= WORK REQUIRED =
Search the material for the word "CoinShares" and report each line where it turns up.
━━ INPUT MATERIAL
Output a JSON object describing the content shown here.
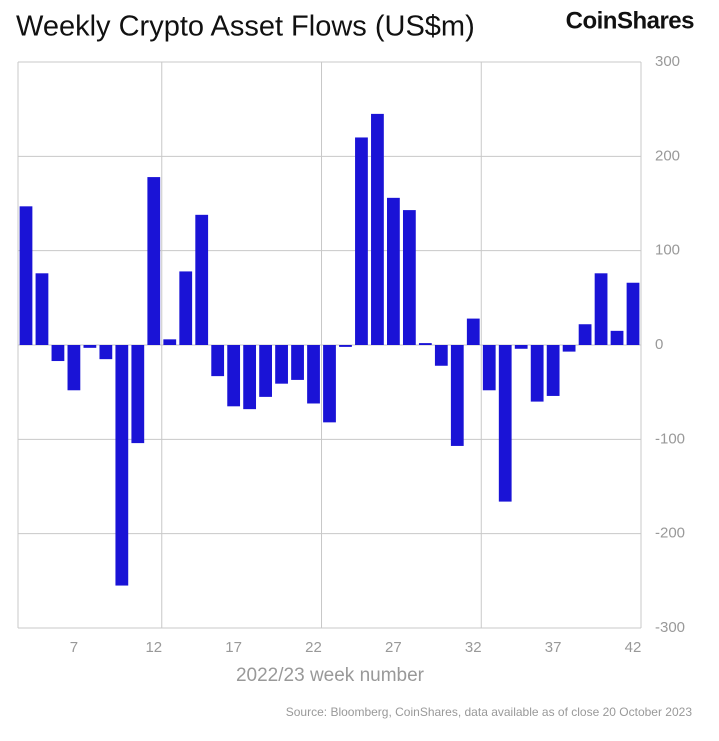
{
  "chart_data": {
    "type": "bar",
    "title": "Weekly Crypto Asset Flows (US$m)",
    "brand": "CoinShares",
    "x_label": "2022/23 week number",
    "source": "Source: Bloomberg, CoinShares, data available as of close 20 October 2023",
    "color": "#1a13d6",
    "x": [
      4,
      5,
      6,
      7,
      8,
      9,
      10,
      11,
      12,
      13,
      14,
      15,
      16,
      17,
      18,
      19,
      20,
      21,
      22,
      23,
      24,
      25,
      26,
      27,
      28,
      29,
      30,
      31,
      32,
      33,
      34,
      35,
      36,
      37,
      38,
      39,
      40,
      41,
      42
    ],
    "values": [
      147,
      76,
      -17,
      -48,
      -3,
      -15,
      -255,
      -104,
      178,
      6,
      78,
      138,
      -33,
      -65,
      -68,
      -55,
      -41,
      -37,
      -62,
      -82,
      -2,
      220,
      245,
      156,
      143,
      2,
      -22,
      -107,
      28,
      -48,
      -166,
      -4,
      -60,
      -54,
      -7,
      22,
      76,
      15,
      66
    ],
    "xlim": [
      3.5,
      42.5
    ],
    "xticks": [
      7,
      12,
      17,
      22,
      27,
      32,
      37,
      42
    ],
    "xgrid": [
      12.5,
      22.5,
      32.5
    ],
    "ylim": [
      -300,
      300
    ],
    "yticks": [
      -300,
      -200,
      -100,
      0,
      100,
      200,
      300
    ],
    "grid": true
  }
}
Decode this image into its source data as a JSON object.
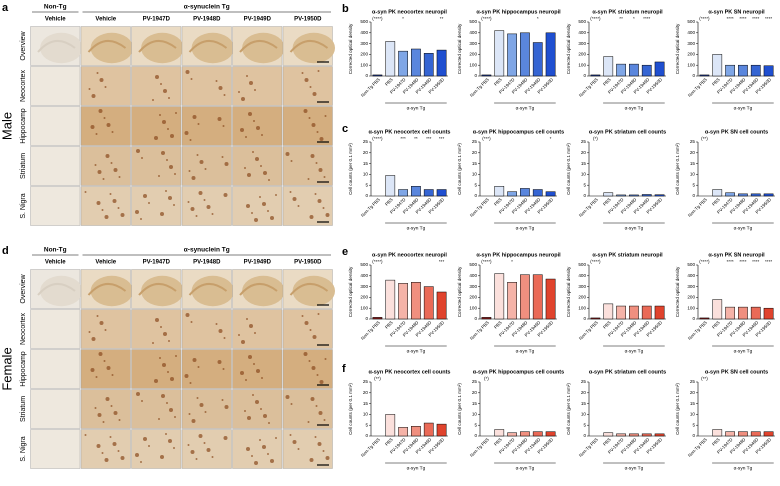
{
  "histology": [
    {
      "label": "a",
      "sex": "Male",
      "group_headers": [
        "Non-Tg",
        "α-synuclein Tg"
      ],
      "columns": [
        "Vehicle",
        "Vehicle",
        "PV-1947D",
        "PV-1948D",
        "PV-1949D",
        "PV-1950D"
      ],
      "rows": [
        "Overview",
        "Neocortex",
        "Hippocamp",
        "Striatum",
        "S. Nigra"
      ]
    },
    {
      "label": "d",
      "sex": "Female",
      "group_headers": [
        "Non-Tg",
        "α-synuclein Tg"
      ],
      "columns": [
        "Vehicle",
        "Vehicle",
        "PV-1947D",
        "PV-1948D",
        "PV-1949D",
        "PV-1950D"
      ],
      "rows": [
        "Overview",
        "Neocortex",
        "Hippocamp",
        "Striatum",
        "S. Nigra"
      ]
    }
  ],
  "chart_row_labels": [
    "b",
    "c",
    "e",
    "f"
  ],
  "chart_data": [
    {
      "type": "bar",
      "title": "α-syn PK neocortex neuropil",
      "ylabel": "Corrected optical density",
      "xlabel": "α-syn Tg",
      "categories": [
        "Non-Tg PBS",
        "PBS",
        "PV-1947D",
        "PV-1948D",
        "PV-1949D",
        "PV-1950D"
      ],
      "values": [
        10,
        320,
        230,
        250,
        210,
        240
      ],
      "annotations": [
        "(****)",
        null,
        "*",
        null,
        null,
        "**"
      ],
      "colors": [
        "#1f3a93",
        "#dce6f7",
        "#7fa6e6",
        "#5a86dd",
        "#3565d3",
        "#1f4fd0"
      ],
      "ylim": [
        0,
        500
      ],
      "yticks": [
        0,
        100,
        200,
        300,
        400,
        500
      ]
    },
    {
      "type": "bar",
      "title": "α-syn PK hippocampus neuropil",
      "ylabel": "Corrected optical density",
      "xlabel": "α-syn Tg",
      "categories": [
        "Non-Tg PBS",
        "PBS",
        "PV-1947D",
        "PV-1948D",
        "PV-1949D",
        "PV-1950D"
      ],
      "values": [
        10,
        420,
        390,
        400,
        310,
        400
      ],
      "annotations": [
        "(****)",
        null,
        null,
        null,
        "*",
        null
      ],
      "colors": [
        "#1f3a93",
        "#dce6f7",
        "#7fa6e6",
        "#5a86dd",
        "#3565d3",
        "#1f4fd0"
      ],
      "ylim": [
        0,
        500
      ],
      "yticks": [
        0,
        100,
        200,
        300,
        400,
        500
      ]
    },
    {
      "type": "bar",
      "title": "α-syn PK striatum neuropil",
      "ylabel": "Corrected optical density",
      "xlabel": "α-syn Tg",
      "categories": [
        "Non-Tg PBS",
        "PBS",
        "PV-1947D",
        "PV-1948D",
        "PV-1949D",
        "PV-1950D"
      ],
      "values": [
        10,
        180,
        110,
        110,
        100,
        130
      ],
      "annotations": [
        "(****)",
        null,
        "**",
        "*",
        "****",
        null
      ],
      "colors": [
        "#1f3a93",
        "#dce6f7",
        "#7fa6e6",
        "#5a86dd",
        "#3565d3",
        "#1f4fd0"
      ],
      "ylim": [
        0,
        500
      ],
      "yticks": [
        0,
        100,
        200,
        300,
        400,
        500
      ]
    },
    {
      "type": "bar",
      "title": "α-syn PK SN neuropil",
      "ylabel": "Corrected optical density",
      "xlabel": "α-syn Tg",
      "categories": [
        "Non-Tg PBS",
        "PBS",
        "PV-1947D",
        "PV-1948D",
        "PV-1949D",
        "PV-1950D"
      ],
      "values": [
        10,
        200,
        100,
        100,
        100,
        95
      ],
      "annotations": [
        "(****)",
        null,
        "****",
        "****",
        "****",
        "****"
      ],
      "colors": [
        "#1f3a93",
        "#dce6f7",
        "#7fa6e6",
        "#5a86dd",
        "#3565d3",
        "#1f4fd0"
      ],
      "ylim": [
        0,
        500
      ],
      "yticks": [
        0,
        100,
        200,
        300,
        400,
        500
      ]
    },
    {
      "type": "bar",
      "title": "α-syn PK neocortex cell counts",
      "ylabel": "Cell counts (per 0.1 mm²)",
      "xlabel": "α-syn Tg",
      "categories": [
        "Non-Tg PBS",
        "PBS",
        "PV-1947D",
        "PV-1948D",
        "PV-1949D",
        "PV-1950D"
      ],
      "values": [
        0,
        9.5,
        3,
        4.5,
        3,
        3
      ],
      "annotations": [
        "(****)",
        null,
        "***",
        "**",
        "***",
        "***"
      ],
      "colors": [
        "#1f3a93",
        "#dce6f7",
        "#7fa6e6",
        "#5a86dd",
        "#3565d3",
        "#1f4fd0"
      ],
      "ylim": [
        0,
        25
      ],
      "yticks": [
        0,
        5,
        10,
        15,
        20,
        25
      ]
    },
    {
      "type": "bar",
      "title": "α-syn PK hippocampus cell counts",
      "ylabel": "Cell counts (per 0.1 mm²)",
      "xlabel": "α-syn Tg",
      "categories": [
        "Non-Tg PBS",
        "PBS",
        "PV-1947D",
        "PV-1948D",
        "PV-1949D",
        "PV-1950D"
      ],
      "values": [
        0,
        4.5,
        2,
        3.5,
        3,
        2
      ],
      "annotations": [
        "(***)",
        null,
        null,
        null,
        null,
        "*"
      ],
      "colors": [
        "#1f3a93",
        "#dce6f7",
        "#7fa6e6",
        "#5a86dd",
        "#3565d3",
        "#1f4fd0"
      ],
      "ylim": [
        0,
        25
      ],
      "yticks": [
        0,
        5,
        10,
        15,
        20,
        25
      ]
    },
    {
      "type": "bar",
      "title": "α-syn PK striatum cell counts",
      "ylabel": "Cell counts (per 0.1 mm²)",
      "xlabel": "α-syn Tg",
      "categories": [
        "Non-Tg PBS",
        "PBS",
        "PV-1947D",
        "PV-1948D",
        "PV-1949D",
        "PV-1950D"
      ],
      "values": [
        0,
        1.5,
        0.5,
        0.5,
        0.7,
        0.6
      ],
      "annotations": [
        "(*)",
        null,
        null,
        null,
        null,
        null
      ],
      "colors": [
        "#1f3a93",
        "#dce6f7",
        "#7fa6e6",
        "#5a86dd",
        "#3565d3",
        "#1f4fd0"
      ],
      "ylim": [
        0,
        25
      ],
      "yticks": [
        0,
        5,
        10,
        15,
        20,
        25
      ]
    },
    {
      "type": "bar",
      "title": "α-syn PK SN cell counts",
      "ylabel": "Cell counts (per 0.1 mm²)",
      "xlabel": "α-syn Tg",
      "categories": [
        "Non-Tg PBS",
        "PBS",
        "PV-1947D",
        "PV-1948D",
        "PV-1949D",
        "PV-1950D"
      ],
      "values": [
        0,
        3,
        1.5,
        1,
        1,
        1
      ],
      "annotations": [
        "(**)",
        null,
        null,
        null,
        null,
        null
      ],
      "colors": [
        "#1f3a93",
        "#dce6f7",
        "#7fa6e6",
        "#5a86dd",
        "#3565d3",
        "#1f4fd0"
      ],
      "ylim": [
        0,
        25
      ],
      "yticks": [
        0,
        5,
        10,
        15,
        20,
        25
      ]
    },
    {
      "type": "bar",
      "title": "α-syn PK neocortex neuropil",
      "ylabel": "Corrected optical density",
      "xlabel": "α-syn Tg",
      "categories": [
        "Non-Tg PBS",
        "PBS",
        "PV-1947D",
        "PV-1948D",
        "PV-1949D",
        "PV-1950D"
      ],
      "values": [
        15,
        360,
        330,
        340,
        300,
        250
      ],
      "annotations": [
        "(****)",
        null,
        null,
        null,
        null,
        "***"
      ],
      "colors": [
        "#8b1a1a",
        "#fbe0dc",
        "#f5b3a8",
        "#f08f7f",
        "#ea6a57",
        "#e0432d"
      ],
      "ylim": [
        0,
        500
      ],
      "yticks": [
        0,
        100,
        200,
        300,
        400,
        500
      ]
    },
    {
      "type": "bar",
      "title": "α-syn PK hippocampus neuropil",
      "ylabel": "Corrected optical density",
      "xlabel": "α-syn Tg",
      "categories": [
        "Non-Tg PBS",
        "PBS",
        "PV-1947D",
        "PV-1948D",
        "PV-1949D",
        "PV-1950D"
      ],
      "values": [
        15,
        420,
        340,
        410,
        410,
        370
      ],
      "annotations": [
        "(****)",
        null,
        "*",
        null,
        null,
        null
      ],
      "colors": [
        "#8b1a1a",
        "#fbe0dc",
        "#f5b3a8",
        "#f08f7f",
        "#ea6a57",
        "#e0432d"
      ],
      "ylim": [
        0,
        500
      ],
      "yticks": [
        0,
        100,
        200,
        300,
        400,
        500
      ]
    },
    {
      "type": "bar",
      "title": "α-syn PK striatum neuropil",
      "ylabel": "Corrected optical density",
      "xlabel": "α-syn Tg",
      "categories": [
        "Non-Tg PBS",
        "PBS",
        "PV-1947D",
        "PV-1948D",
        "PV-1949D",
        "PV-1950D"
      ],
      "values": [
        10,
        140,
        120,
        120,
        120,
        120
      ],
      "annotations": [
        "(****)",
        null,
        null,
        null,
        null,
        null
      ],
      "colors": [
        "#8b1a1a",
        "#fbe0dc",
        "#f5b3a8",
        "#f08f7f",
        "#ea6a57",
        "#e0432d"
      ],
      "ylim": [
        0,
        500
      ],
      "yticks": [
        0,
        100,
        200,
        300,
        400,
        500
      ]
    },
    {
      "type": "bar",
      "title": "α-syn PK SN neuropil",
      "ylabel": "Corrected optical density",
      "xlabel": "α-syn Tg",
      "categories": [
        "Non-Tg PBS",
        "PBS",
        "PV-1947D",
        "PV-1948D",
        "PV-1949D",
        "PV-1950D"
      ],
      "values": [
        10,
        180,
        110,
        110,
        110,
        100
      ],
      "annotations": [
        "(****)",
        null,
        "****",
        "****",
        "****",
        "****"
      ],
      "colors": [
        "#8b1a1a",
        "#fbe0dc",
        "#f5b3a8",
        "#f08f7f",
        "#ea6a57",
        "#e0432d"
      ],
      "ylim": [
        0,
        500
      ],
      "yticks": [
        0,
        100,
        200,
        300,
        400,
        500
      ]
    },
    {
      "type": "bar",
      "title": "α-syn PK neocortex cell counts",
      "ylabel": "Cell counts (per 0.1 mm²)",
      "xlabel": "α-syn Tg",
      "categories": [
        "Non-Tg PBS",
        "PBS",
        "PV-1947D",
        "PV-1948D",
        "PV-1949D",
        "PV-1950D"
      ],
      "values": [
        0,
        10,
        4,
        4.5,
        6,
        5.5
      ],
      "annotations": [
        "(**)",
        null,
        null,
        null,
        null,
        null
      ],
      "colors": [
        "#8b1a1a",
        "#fbe0dc",
        "#f5b3a8",
        "#f08f7f",
        "#ea6a57",
        "#e0432d"
      ],
      "ylim": [
        0,
        25
      ],
      "yticks": [
        0,
        5,
        10,
        15,
        20,
        25
      ]
    },
    {
      "type": "bar",
      "title": "α-syn PK hippocampus cell counts",
      "ylabel": "Cell counts (per 0.1 mm²)",
      "xlabel": "α-syn Tg",
      "categories": [
        "Non-Tg PBS",
        "PBS",
        "PV-1947D",
        "PV-1948D",
        "PV-1949D",
        "PV-1950D"
      ],
      "values": [
        0,
        3,
        1.5,
        2,
        2,
        2
      ],
      "annotations": [
        "(*)",
        null,
        null,
        null,
        null,
        null
      ],
      "colors": [
        "#8b1a1a",
        "#fbe0dc",
        "#f5b3a8",
        "#f08f7f",
        "#ea6a57",
        "#e0432d"
      ],
      "ylim": [
        0,
        25
      ],
      "yticks": [
        0,
        5,
        10,
        15,
        20,
        25
      ]
    },
    {
      "type": "bar",
      "title": "α-syn PK striatum cell counts",
      "ylabel": "Cell counts (per 0.1 mm²)",
      "xlabel": "α-syn Tg",
      "categories": [
        "Non-Tg PBS",
        "PBS",
        "PV-1947D",
        "PV-1948D",
        "PV-1949D",
        "PV-1950D"
      ],
      "values": [
        0,
        1.5,
        1,
        1,
        1,
        1
      ],
      "annotations": [
        null,
        null,
        null,
        null,
        null,
        null
      ],
      "colors": [
        "#8b1a1a",
        "#fbe0dc",
        "#f5b3a8",
        "#f08f7f",
        "#ea6a57",
        "#e0432d"
      ],
      "ylim": [
        0,
        25
      ],
      "yticks": [
        0,
        5,
        10,
        15,
        20,
        25
      ]
    },
    {
      "type": "bar",
      "title": "α-syn PK SN cell counts",
      "ylabel": "Cell counts (per 0.1 mm²)",
      "xlabel": "α-syn Tg",
      "categories": [
        "Non-Tg PBS",
        "PBS",
        "PV-1947D",
        "PV-1948D",
        "PV-1949D",
        "PV-1950D"
      ],
      "values": [
        0,
        3,
        2,
        2,
        2,
        2
      ],
      "annotations": [
        "(**)",
        null,
        null,
        null,
        null,
        null
      ],
      "colors": [
        "#8b1a1a",
        "#fbe0dc",
        "#f5b3a8",
        "#f08f7f",
        "#ea6a57",
        "#e0432d"
      ],
      "ylim": [
        0,
        25
      ],
      "yticks": [
        0,
        5,
        10,
        15,
        20,
        25
      ]
    }
  ]
}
━━━━
= WRITTEN SOLUTION =
    "brand": "CoinShares",
    "source": "Source: Bloomberg, CoinShares, data available as of close 20 October 2023",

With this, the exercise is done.